Gather every line of the data below that contains the string "control", matching case exactly, and copy each such line in full.
Begin Records provided
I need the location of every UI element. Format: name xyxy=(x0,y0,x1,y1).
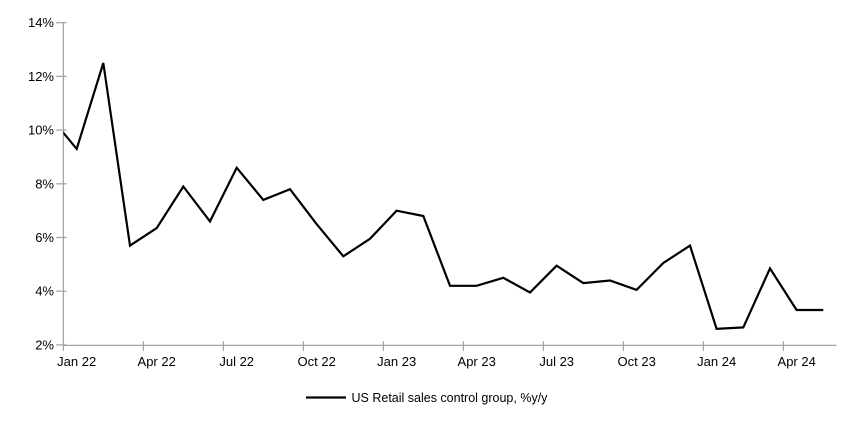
series-line xyxy=(63,62,824,330)
y-tick-label: 10% xyxy=(28,123,54,138)
y-axis-labels: 14% 12% 10% 8% 6% 4% 2% xyxy=(28,15,54,352)
x-tick-label: Apr 23 xyxy=(458,354,496,369)
y-tick-label: 8% xyxy=(35,176,54,191)
legend: US Retail sales control group, %y/y xyxy=(306,391,548,405)
x-tick-label: Oct 23 xyxy=(618,354,656,369)
y-tick-label: 6% xyxy=(35,230,54,245)
y-tick-label: 14% xyxy=(28,15,54,30)
x-axis-labels: Jan 22 Apr 22 Jul 22 Oct 22 Jan 23 Apr 23 Jul … xyxy=(57,354,816,369)
x-tick-label: Jan 23 xyxy=(377,354,416,369)
y-tick-label: 4% xyxy=(35,284,54,299)
x-tick-label: Oct 22 xyxy=(298,354,336,369)
x-tick-label: Jan 22 xyxy=(57,354,96,369)
y-tick-label: 12% xyxy=(28,69,54,84)
x-tick-label: Jul 22 xyxy=(219,354,254,369)
x-tick-label: Apr 22 xyxy=(138,354,176,369)
x-tick-label: Jan 24 xyxy=(697,354,736,369)
legend-label: US Retail sales control group, %y/y xyxy=(352,391,549,405)
x-tick-label: Jul 23 xyxy=(539,354,574,369)
y-tick-label: 2% xyxy=(35,337,54,352)
axes xyxy=(56,22,837,351)
x-tick-label: Apr 24 xyxy=(778,354,816,369)
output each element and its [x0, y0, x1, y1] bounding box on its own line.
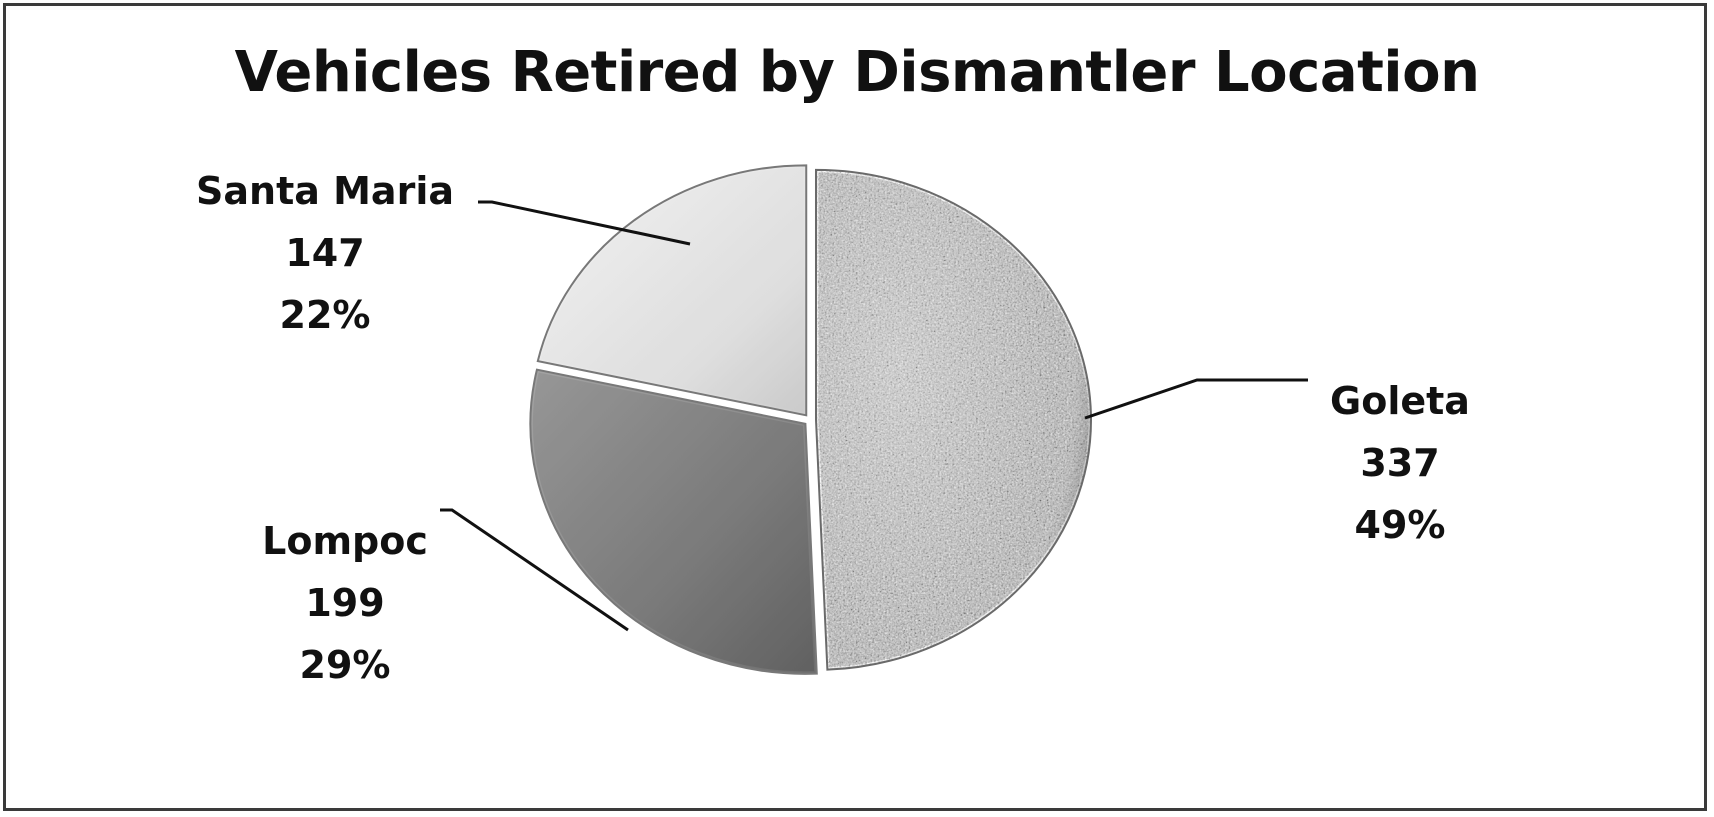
- pie-slice-santa-maria: [534, 162, 809, 419]
- pie-slice-lompoc: [527, 366, 820, 677]
- leader-line-santa-maria: [478, 200, 691, 246]
- leader-line-lompoc: [440, 508, 629, 632]
- slice-label-goleta-percent: 49%: [1354, 503, 1446, 547]
- slice-label-lompoc: Lompoc 199 29%: [240, 510, 450, 696]
- slice-label-goleta-name: Goleta: [1330, 379, 1470, 423]
- pie-slice-goleta: [813, 167, 1094, 673]
- slice-label-goleta: Goleta 337 49%: [1305, 370, 1495, 556]
- slice-label-santa-maria-value: 147: [285, 231, 365, 275]
- slice-label-lompoc-percent: 29%: [299, 643, 391, 687]
- slice-label-santa-maria-name: Santa Maria: [196, 169, 454, 213]
- slice-label-lompoc-name: Lompoc: [262, 519, 428, 563]
- slice-label-santa-maria-percent: 22%: [279, 293, 371, 337]
- chart-title: Vehicles Retired by Dismantler Location: [234, 40, 1480, 105]
- slice-label-santa-maria: Santa Maria 147 22%: [175, 160, 475, 346]
- slice-label-goleta-value: 337: [1360, 441, 1440, 485]
- slice-label-lompoc-value: 199: [305, 581, 385, 625]
- leader-line-goleta: [1084, 378, 1308, 420]
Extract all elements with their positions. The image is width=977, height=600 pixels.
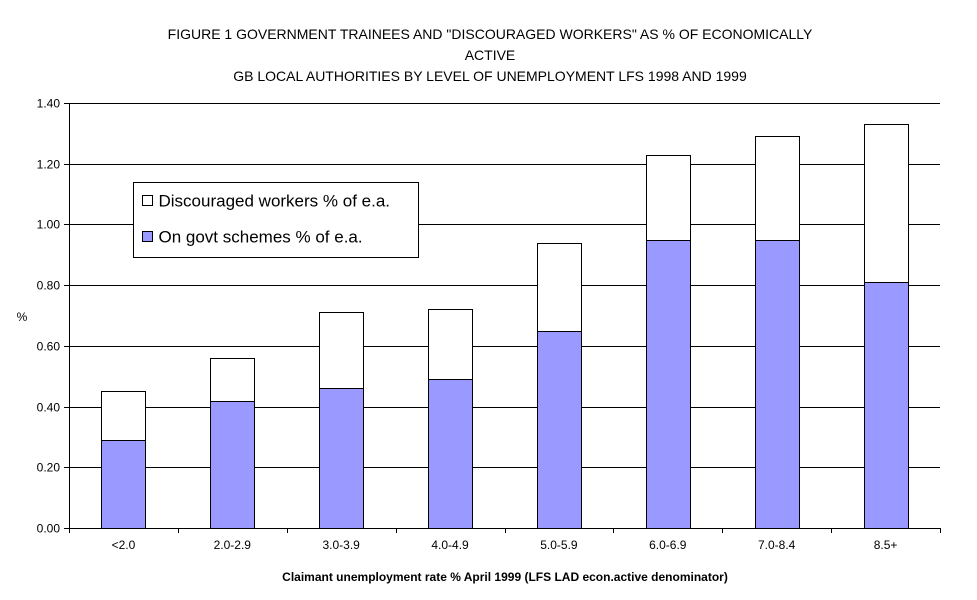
End Records provided
• **Written response**:
legend: US Retail sales control group, %y/y xyxy=(306,391,548,405)
legend-label: US Retail sales control group, %y/y xyxy=(352,391,549,405)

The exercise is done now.